§ **Short exercise**
Below are some records. Pull every line that contains the word "Zeiten".

§ **Material for the task**
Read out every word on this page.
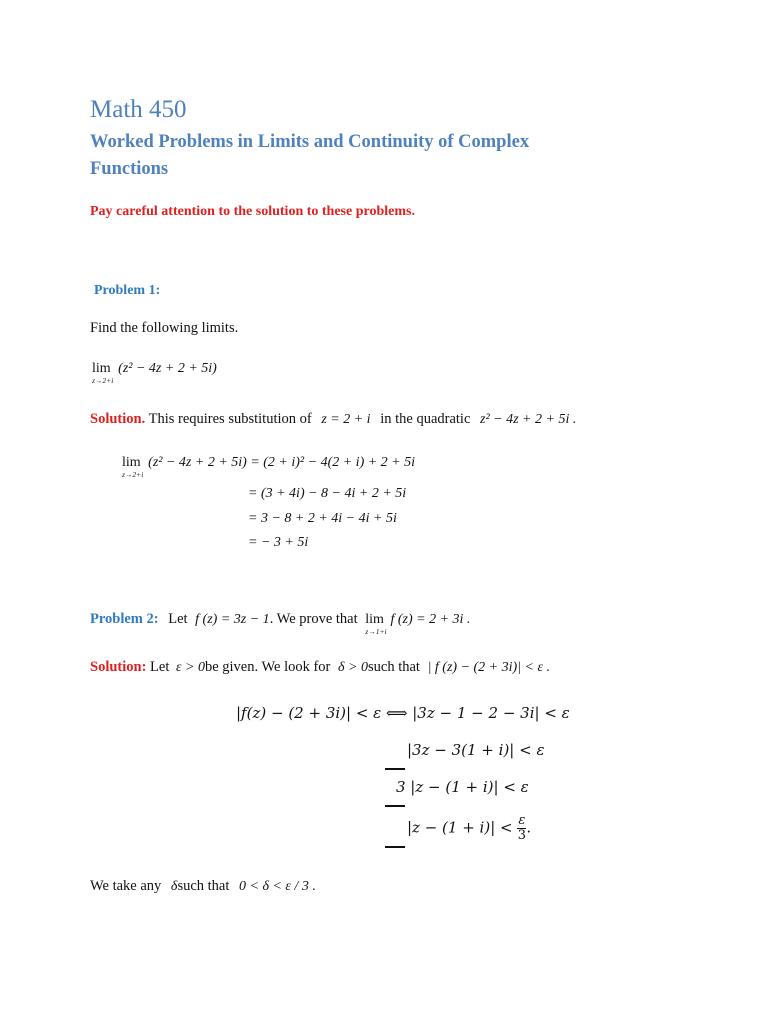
Math 450
Worked Problems in Limits and Continuity of Complex
Functions
Pay careful attention to the solution to these problems.
Problem 1:
Find the following limits.
lim
z→2+i
(z² − 4z + 2 + 5i)
Solution. This requires substitution of z = 2 + i in the quadratic z² − 4z + 2 + 5i .
lim
z→2+i
(z² − 4z + 2 + 5i) = (2 + i)² − 4(2 + i) + 2 + 5i
= (3 + 4i) − 8 − 4i + 2 + 5i
= 3 − 8 + 2 + 4i − 4i + 5i
= − 3 + 5i
Problem 2: Let f (z) = 3z − 1. We prove that lim
z→1+i
f (z) = 2 + 3i .
Solution: Let ε > 0be given. We look for δ > 0such that | f (z) − (2 + 3i)| < ε .
|f(z) − (2 + 3i)| < ε ⟺ |3z − 1 − 2 − 3i| < ε
|3z − 3(1 + i)| < ε
3 |z − (1 + i)| < ε
$|z - (1 + i)| < \frac{\varepsilon}{3}$ .
We take any δsuch that 0 < δ < ε / 3 .
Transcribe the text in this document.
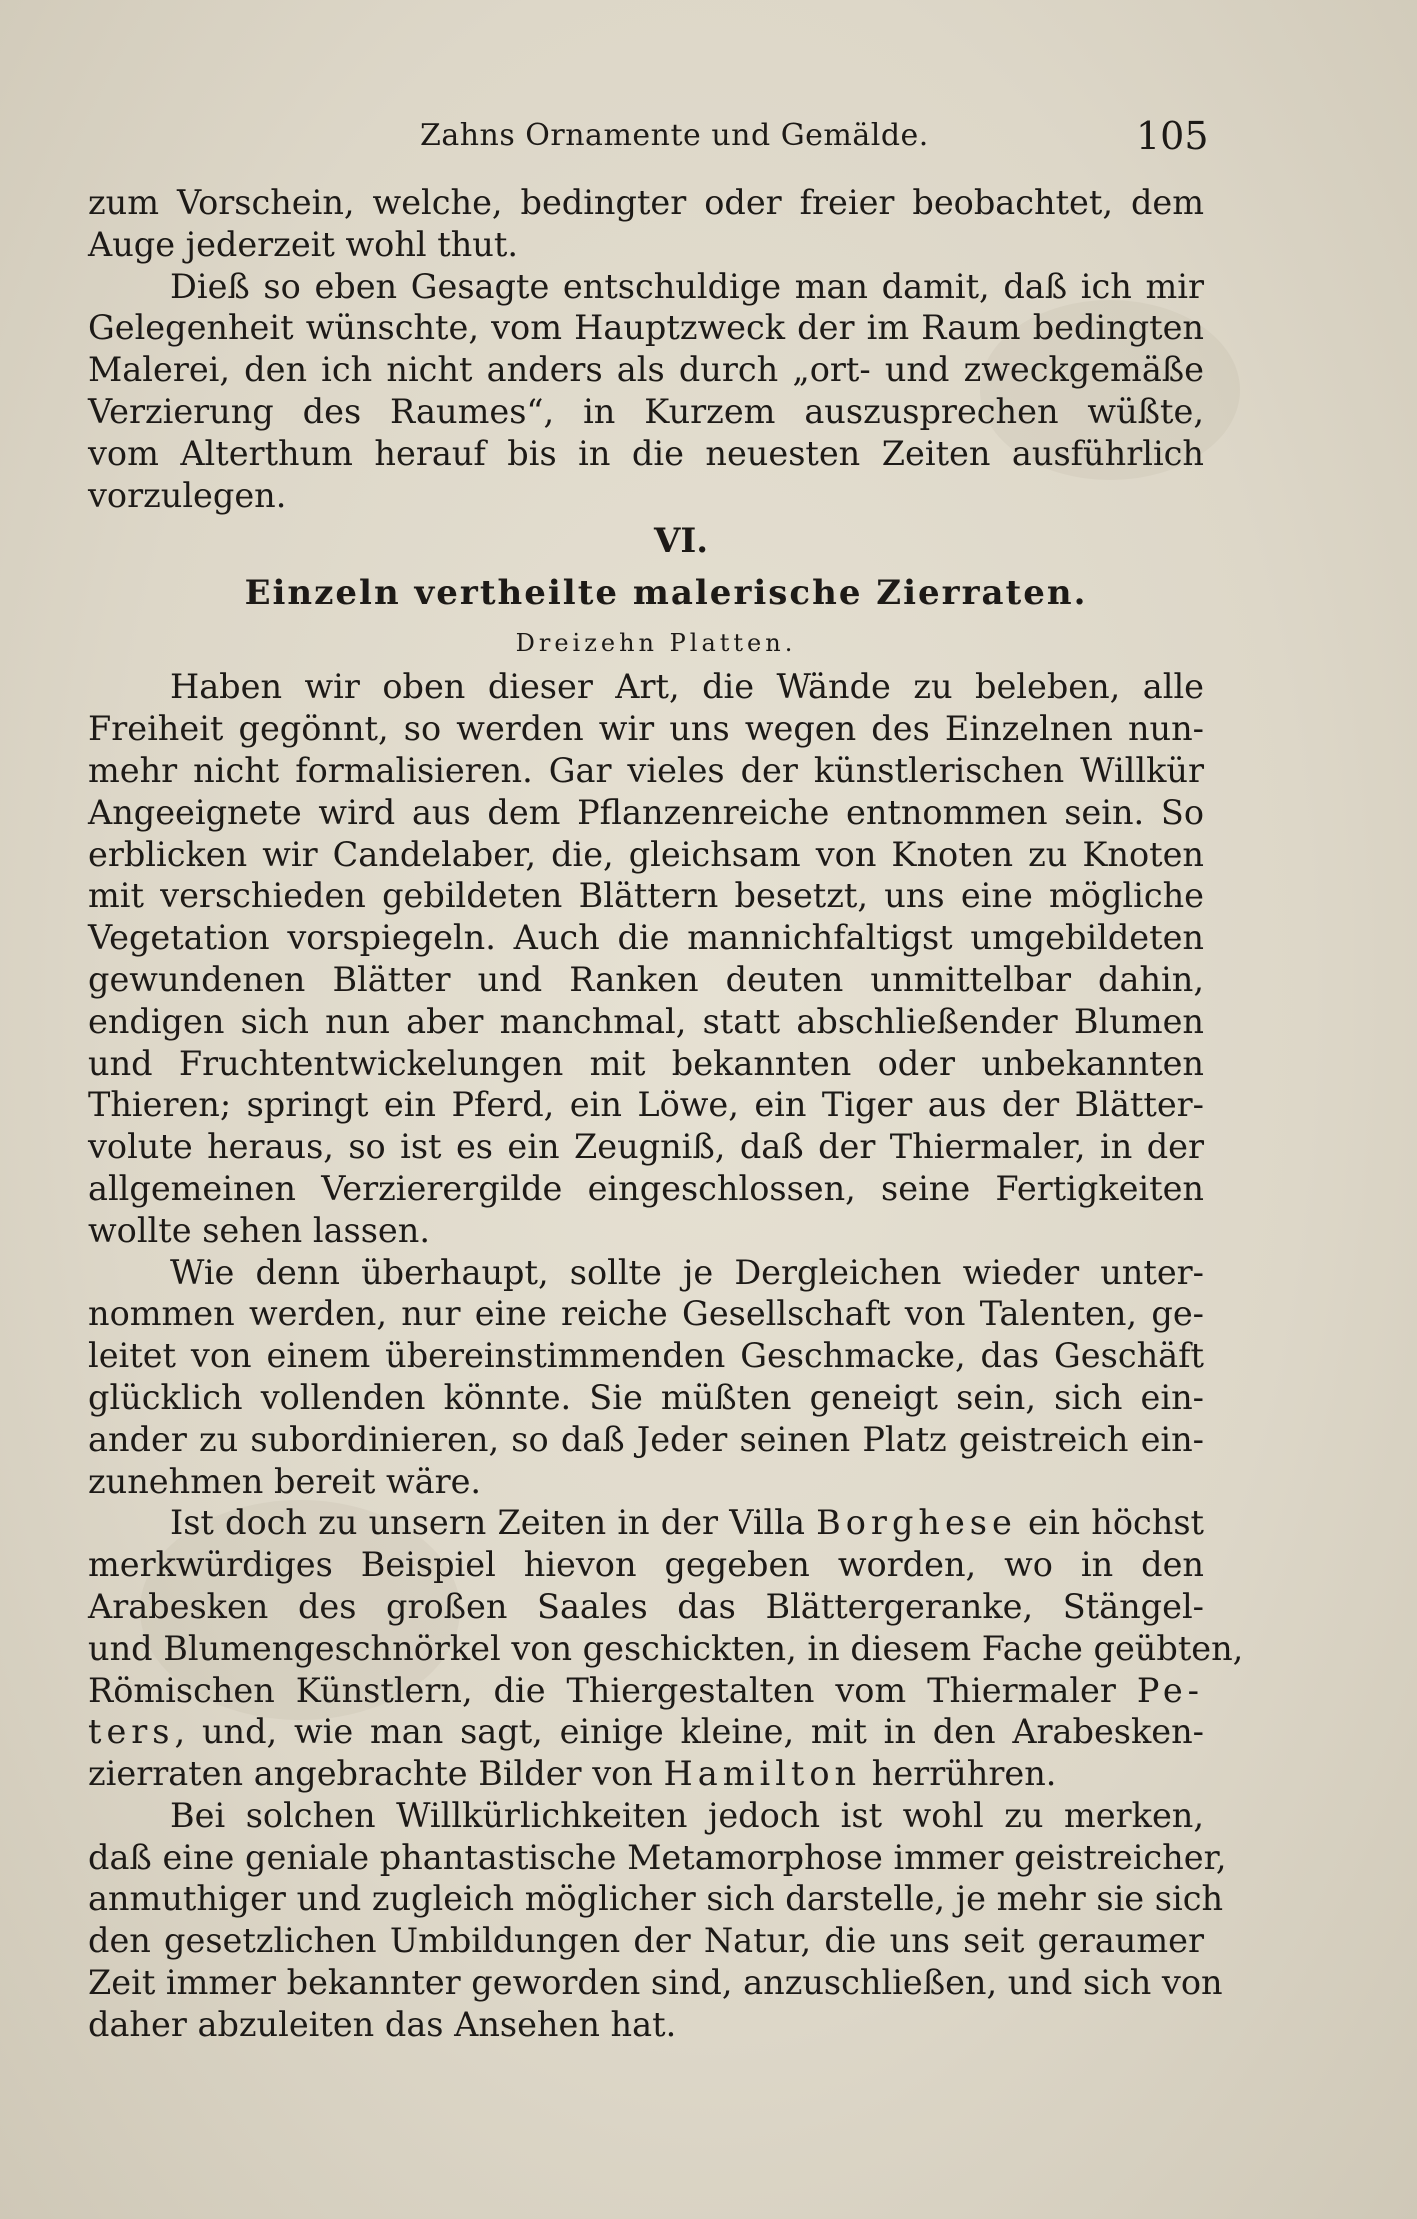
Zahns Ornamente und Gemälde.	105
zum Vorschein, welche, bedingter oder freier beobachtet, dem
Auge jederzeit wohl thut.
Dieß so eben Gesagte entschuldige man damit, daß ich mir
Gelegenheit wünschte, vom Hauptzweck der im Raum bedingten
Malerei, den ich nicht anders als durch „ort- und zweckgemäße
Verzierung des Raumes“, in Kurzem auszusprechen wüßte,
vom Alterthum herauf bis in die neuesten Zeiten ausführlich
vorzulegen.
VI.
Einzeln vertheilte malerische Zierraten.
Dreizehn Platten.
Haben wir oben dieser Art, die Wände zu beleben, alle
Freiheit gegönnt, so werden wir uns wegen des Einzelnen nun-
mehr nicht formalisieren. Gar vieles der künstlerischen Willkür
Angeeignete wird aus dem Pflanzenreiche entnommen sein. So
erblicken wir Candelaber, die, gleichsam von Knoten zu Knoten
mit verschieden gebildeten Blättern besetzt, uns eine mögliche
Vegetation vorspiegeln. Auch die mannichfaltigst umgebildeten
gewundenen Blätter und Ranken deuten unmittelbar dahin,
endigen sich nun aber manchmal, statt abschließender Blumen
und Fruchtentwickelungen mit bekannten oder unbekannten
Thieren; springt ein Pferd, ein Löwe, ein Tiger aus der Blätter-
volute heraus, so ist es ein Zeugniß, daß der Thiermaler, in der
allgemeinen Verzierergilde eingeschlossen, seine Fertigkeiten
wollte sehen lassen.
Wie denn überhaupt, sollte je Dergleichen wieder unter-
nommen werden, nur eine reiche Gesellschaft von Talenten, ge-
leitet von einem übereinstimmenden Geschmacke, das Geschäft
glücklich vollenden könnte. Sie müßten geneigt sein, sich ein-
ander zu subordinieren, so daß Jeder seinen Platz geistreich ein-
zunehmen bereit wäre.
Ist doch zu unsern Zeiten in der Villa Borghese ein höchst
merkwürdiges Beispiel hievon gegeben worden, wo in den
Arabesken des großen Saales das Blättergeranke, Stängel-
und Blumengeschnörkel von geschickten, in diesem Fache geübten,
Römischen Künstlern, die Thiergestalten vom Thiermaler Pe-
ters, und, wie man sagt, einige kleine, mit in den Arabesken-
zierraten angebrachte Bilder von Hamilton herrühren.
Bei solchen Willkürlichkeiten jedoch ist wohl zu merken,
daß eine geniale phantastische Metamorphose immer geistreicher,
anmuthiger und zugleich möglicher sich darstelle, je mehr sie sich
den gesetzlichen Umbildungen der Natur, die uns seit geraumer
Zeit immer bekannter geworden sind, anzuschließen, und sich von
daher abzuleiten das Ansehen hat.
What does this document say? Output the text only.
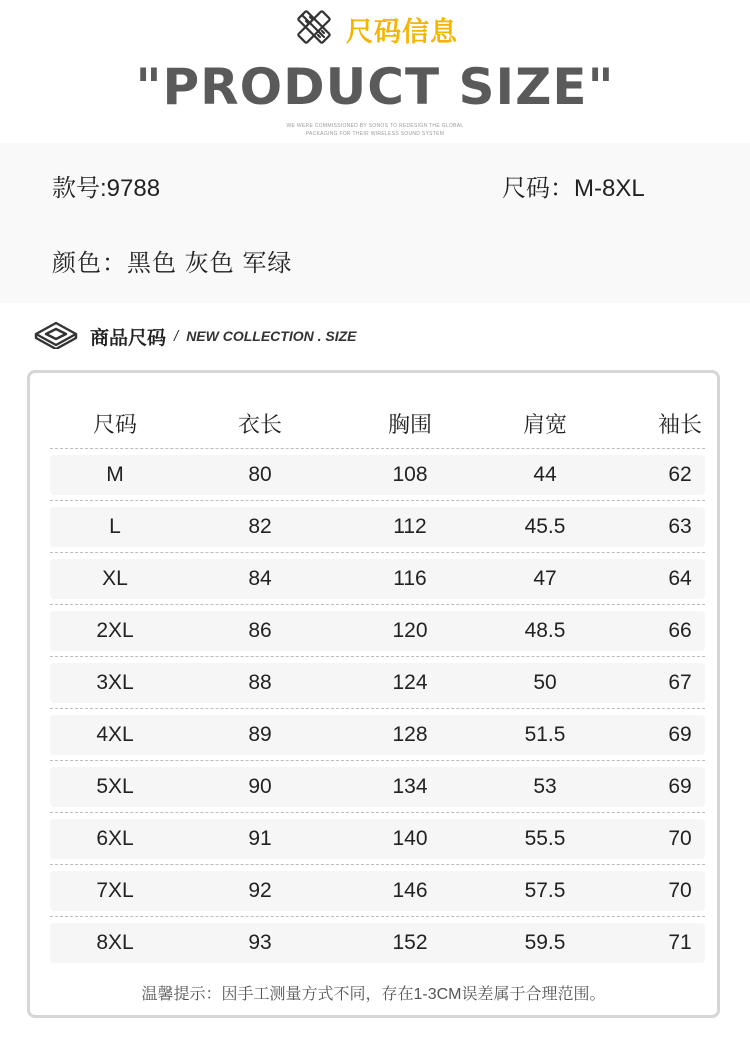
尺码信息
"PRODUCT SIZE"
WE WERE COMMISSIONED BY SONOS TO REDESIGN THE GLOBAL
PACKAGING FOR THEIR WIRELESS SOUND SYSTEM
款号:9788	尺码：M-8XL
颜色：黑色 灰色 军绿
商品尺码 / NEW COLLECTION . SIZE
尺码	衣长	胸围	肩宽	袖长
M	80	108	44	62
L	82	112	45.5	63
XL	84	116	47	64
2XL	86	120	48.5	66
3XL	88	124	50	67
4XL	89	128	51.5	69
5XL	90	134	53	69
6XL	91	140	55.5	70
7XL	92	146	57.5	70
8XL	93	152	59.5	71
温馨提示：因手工测量方式不同，存在1-3CM误差属于合理范围。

§ **Answer to the exercise**
vom Alterthum herauf bis in die neuesten Zeiten ausführlich
Ist doch zu unsern Zeiten in der Villa Borghese ein höchst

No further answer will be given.